**Exercise brief**
Print the entries below word for word; the pictures stay out of your copy.

**Listed records**
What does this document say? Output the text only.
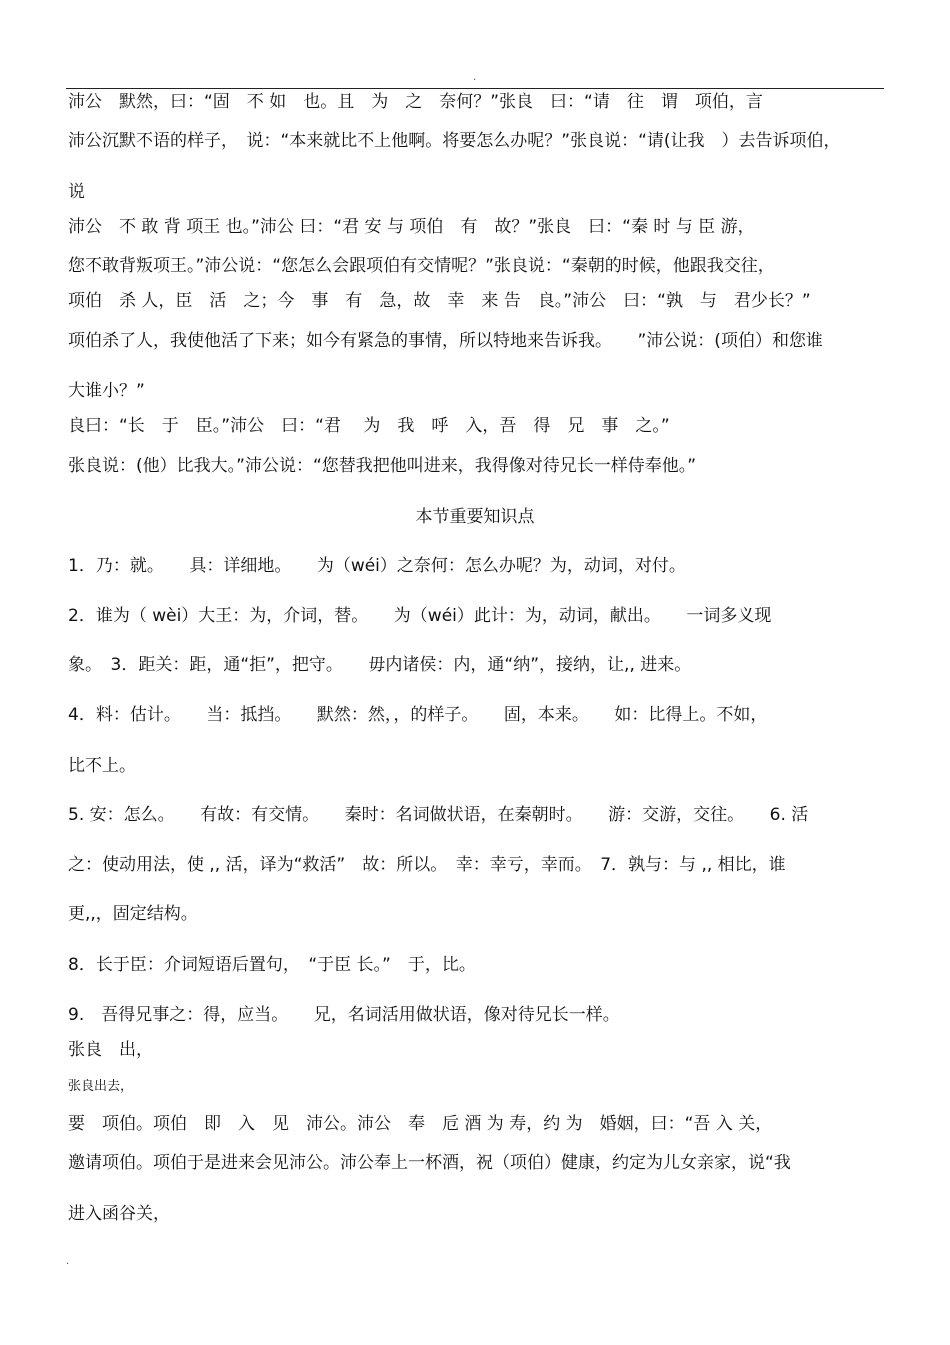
.
沛公　默然，曰：“固　不 如　也。且　为　之　奈何？”张良　曰：“请　往　谓　项伯，言
沛公沉默不语的样子，　说：“本来就比不上他啊。将要怎么办呢？”张良说：“请(让我　）去告诉项伯，
说
沛公　不 敢 背 项王 也。”沛公 曰：“君 安 与 项伯　有　故？”张良　曰：“秦 时 与 臣 游，
您不敢背叛项王。”沛公说：“您怎么会跟项伯有交情呢？”张良说：“秦朝的时候，他跟我交往，
项伯　杀 人，臣　活　之；今　事　有　急，故　幸　来 告　良。”沛公　曰：“孰　与　君少长？”
项伯杀了人，我使他活了下来；如今有紧急的事情，所以特地来告诉我。　　”沛公说：(项伯）和您谁
大谁小？”
良曰：“长　于　臣。”沛公　曰：“君　 为　我　呼　入，吾　得　兄　事　之。”
张良说：(他）比我大。”沛公说：“您替我把他叫进来，我得像对待兄长一样侍奉他。”
本节重要知识点
1．乃：就。　　具：详细地。　　为（wéi）之奈何：怎么办呢？为，动词，对付。
2．谁为（ wèi）大王：为，介词，替。　　为（wéi）此计：为，动词，献出。　　一词多义现
象。　3．距关：距，通“拒”，把守。　　毋内诸侯：内，通“纳”，接纳，让,, 进来。
4．料：估计。　　当：抵挡。　　默然：然，，的样子。　　固，本来。　　如：比得上。不如，
比不上。
5. 安：怎么。　　有故：有交情。　　秦时：名词做状语，在秦朝时。　　游：交游，交往。　　6. 活
之：使动用法，使 ,, 活，译为“救活”　故：所以。　幸：幸亏，幸而。　7．孰与：与 ,, 相比，谁
更,,，固定结构。
8．长于臣：介词短语后置句，　“于臣 长。”　于，比。
9.　吾得兄事之：得，应当。　　兄，名词活用做状语，像对待兄长一样。
张良　出，
张良出去，
要　项伯。项伯　即　入　见　沛公。沛公　奉　卮 酒 为 寿，约 为　婚姻，曰：“吾 入 关，
邀请项伯。项伯于是进来会见沛公。沛公奉上一杯酒，祝（项伯）健康，约定为儿女亲家，说“我
进入函谷关，
.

**Output of the exercise**
What does this document say? Output the text only.
.
沛公　默然，曰：“固　不 如　也。且　为　之　奈何？”张良　曰：“请　往　谓　项伯，言
沛公沉默不语的样子，　说：“本来就比不上他啊。将要怎么办呢？”张良说：“请(让我　）去告诉项伯，
说
沛公　不 敢 背 项王 也。”沛公 曰：“君 安 与 项伯　有　故？”张良　曰：“秦 时 与 臣 游，
您不敢背叛项王。”沛公说：“您怎么会跟项伯有交情呢？”张良说：“秦朝的时候，他跟我交往，
项伯　杀 人，臣　活　之；今　事　有　急，故　幸　来 告　良。”沛公　曰：“孰　与　君少长？”
项伯杀了人，我使他活了下来；如今有紧急的事情，所以特地来告诉我。　　”沛公说：(项伯）和您谁
大谁小？”
良曰：“长　于　臣。”沛公　曰：“君　 为　我　呼　入，吾　得　兄　事　之。”
张良说：(他）比我大。”沛公说：“您替我把他叫进来，我得像对待兄长一样侍奉他。”
本节重要知识点
1．乃：就。　　具：详细地。　　为（wéi）之奈何：怎么办呢？为，动词，对付。
2．谁为（ wèi）大王：为，介词，替。　　为（wéi）此计：为，动词，献出。　　一词多义现
象。　3．距关：距，通“拒”，把守。　　毋内诸侯：内，通“纳”，接纳，让,, 进来。
4．料：估计。　　当：抵挡。　　默然：然，，的样子。　　固，本来。　　如：比得上。不如，
比不上。
5. 安：怎么。　　有故：有交情。　　秦时：名词做状语，在秦朝时。　　游：交游，交往。　　6. 活
之：使动用法，使 ,, 活，译为“救活”　故：所以。　幸：幸亏，幸而。　7．孰与：与 ,, 相比，谁
更,,，固定结构。
8．长于臣：介词短语后置句，　“于臣 长。”　于，比。
9.　吾得兄事之：得，应当。　　兄，名词活用做状语，像对待兄长一样。
张良　出，
张良出去，
要　项伯。项伯　即　入　见　沛公。沛公　奉　卮 酒 为 寿，约 为　婚姻，曰：“吾 入 关，
邀请项伯。项伯于是进来会见沛公。沛公奉上一杯酒，祝（项伯）健康，约定为儿女亲家，说“我
进入函谷关，
.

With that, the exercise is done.